Every line below must be reproduced exactly. Copy them all.

-- BEGIN Provided data --

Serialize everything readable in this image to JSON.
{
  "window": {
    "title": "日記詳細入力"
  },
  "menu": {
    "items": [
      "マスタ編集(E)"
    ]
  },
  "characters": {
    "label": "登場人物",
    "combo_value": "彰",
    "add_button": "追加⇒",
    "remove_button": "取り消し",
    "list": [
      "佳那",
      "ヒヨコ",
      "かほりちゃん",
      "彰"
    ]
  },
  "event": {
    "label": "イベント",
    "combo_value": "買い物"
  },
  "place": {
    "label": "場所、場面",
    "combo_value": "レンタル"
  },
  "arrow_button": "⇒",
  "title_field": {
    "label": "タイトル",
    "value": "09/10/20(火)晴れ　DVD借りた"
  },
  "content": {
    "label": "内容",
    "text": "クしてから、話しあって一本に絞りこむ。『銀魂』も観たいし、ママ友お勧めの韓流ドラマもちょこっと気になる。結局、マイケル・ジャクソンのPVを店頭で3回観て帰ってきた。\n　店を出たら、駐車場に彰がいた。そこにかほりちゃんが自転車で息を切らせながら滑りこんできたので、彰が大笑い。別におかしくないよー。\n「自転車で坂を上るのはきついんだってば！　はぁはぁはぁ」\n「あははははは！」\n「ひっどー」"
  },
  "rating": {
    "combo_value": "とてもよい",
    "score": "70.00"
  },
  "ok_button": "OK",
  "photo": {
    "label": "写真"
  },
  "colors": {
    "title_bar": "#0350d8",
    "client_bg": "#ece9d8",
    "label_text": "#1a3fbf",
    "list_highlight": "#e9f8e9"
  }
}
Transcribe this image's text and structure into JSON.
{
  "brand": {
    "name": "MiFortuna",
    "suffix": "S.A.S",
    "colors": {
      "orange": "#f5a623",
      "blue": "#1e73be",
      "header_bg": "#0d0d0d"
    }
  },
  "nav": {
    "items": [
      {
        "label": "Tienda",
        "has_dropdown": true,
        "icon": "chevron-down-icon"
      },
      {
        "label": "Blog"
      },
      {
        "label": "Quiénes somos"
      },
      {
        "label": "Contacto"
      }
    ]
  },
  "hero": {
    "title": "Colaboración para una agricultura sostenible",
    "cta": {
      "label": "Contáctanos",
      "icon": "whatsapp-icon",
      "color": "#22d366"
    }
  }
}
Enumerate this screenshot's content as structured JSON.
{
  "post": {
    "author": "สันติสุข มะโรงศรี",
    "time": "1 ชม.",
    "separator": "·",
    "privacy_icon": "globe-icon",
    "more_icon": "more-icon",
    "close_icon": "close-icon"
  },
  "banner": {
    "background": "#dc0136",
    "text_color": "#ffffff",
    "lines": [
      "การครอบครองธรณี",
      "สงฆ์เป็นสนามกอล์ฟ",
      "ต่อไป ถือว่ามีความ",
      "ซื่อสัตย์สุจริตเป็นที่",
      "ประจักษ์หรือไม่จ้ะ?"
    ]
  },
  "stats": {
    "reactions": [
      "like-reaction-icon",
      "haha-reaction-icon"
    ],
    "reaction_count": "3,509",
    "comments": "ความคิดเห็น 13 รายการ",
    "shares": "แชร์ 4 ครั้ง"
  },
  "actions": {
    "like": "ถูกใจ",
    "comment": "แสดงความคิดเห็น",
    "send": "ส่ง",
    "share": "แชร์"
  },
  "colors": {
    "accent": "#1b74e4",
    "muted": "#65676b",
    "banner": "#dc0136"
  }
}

-- END Provided data --

= Exercise result =
Serialize everything readable in this image to JSON.
{
  "window": {
    "title": "日記詳細入力"
  },
  "menu": {
    "items": [
      "マスタ編集(E)"
    ]
  },
  "characters": {
    "label": "登場人物",
    "combo_value": "彰",
    "add_button": "追加⇒",
    "remove_button": "取り消し",
    "list": [
      "佳那",
      "ヒヨコ",
      "かほりちゃん",
      "彰"
    ]
  },
  "event": {
    "label": "イベント",
    "combo_value": "買い物"
  },
  "place": {
    "label": "場所、場面",
    "combo_value": "レンタル"
  },
  "arrow_button": "⇒",
  "title_field": {
    "label": "タイトル",
    "value": "09/10/20(火)晴れ　DVD借りた"
  },
  "content": {
    "label": "内容",
    "text": "クしてから、話しあって一本に絞りこむ。『銀魂』も観たいし、ママ友お勧めの韓流ドラマもちょこっと気になる。結局、マイケル・ジャクソンのPVを店頭で3回観て帰ってきた。\n　店を出たら、駐車場に彰がいた。そこにかほりちゃんが自転車で息を切らせながら滑りこんできたので、彰が大笑い。別におかしくないよー。\n「自転車で坂を上るのはきついんだってば！　はぁはぁはぁ」\n「あははははは！」\n「ひっどー」"
  },
  "rating": {
    "combo_value": "とてもよい",
    "score": "70.00"
  },
  "ok_button": "OK",
  "photo": {
    "label": "写真"
  },
  "colors": {
    "title_bar": "#0350d8",
    "client_bg": "#ece9d8",
    "label_text": "#1a3fbf",
    "list_highlight": "#e9f8e9"
  }
}
Transcribe this image's text and structure into JSON.
{
  "brand": {
    "name": "MiFortuna",
    "suffix": "S.A.S",
    "colors": {
      "orange": "#f5a623",
      "blue": "#1e73be",
      "header_bg": "#0d0d0d"
    }
  },
  "nav": {
    "items": [
      {
        "label": "Tienda",
        "has_dropdown": true,
        "icon": "chevron-down-icon"
      },
      {
        "label": "Blog"
      },
      {
        "label": "Quiénes somos"
      },
      {
        "label": "Contacto"
      }
    ]
  },
  "hero": {
    "title": "Colaboración para una agricultura sostenible",
    "cta": {
      "label": "Contáctanos",
      "icon": "whatsapp-icon",
      "color": "#22d366"
    }
  }
}
Enumerate this screenshot's content as structured JSON.
{
  "post": {
    "author": "สันติสุข มะโรงศรี",
    "time": "1 ชม.",
    "separator": "·",
    "privacy_icon": "globe-icon",
    "more_icon": "more-icon",
    "close_icon": "close-icon"
  },
  "banner": {
    "background": "#dc0136",
    "text_color": "#ffffff",
    "lines": [
      "การครอบครองธรณี",
      "สงฆ์เป็นสนามกอล์ฟ",
      "ต่อไป ถือว่ามีความ",
      "ซื่อสัตย์สุจริตเป็นที่",
      "ประจักษ์หรือไม่จ้ะ?"
    ]
  },
  "stats": {
    "reactions": [
      "like-reaction-icon",
      "haha-reaction-icon"
    ],
    "reaction_count": "3,509",
    "comments": "ความคิดเห็น 13 รายการ",
    "shares": "แชร์ 4 ครั้ง"
  },
  "actions": {
    "like": "ถูกใจ",
    "comment": "แสดงความคิดเห็น",
    "send": "ส่ง",
    "share": "แชร์"
  },
  "colors": {
    "accent": "#1b74e4",
    "muted": "#65676b",
    "banner": "#dc0136"
  }
}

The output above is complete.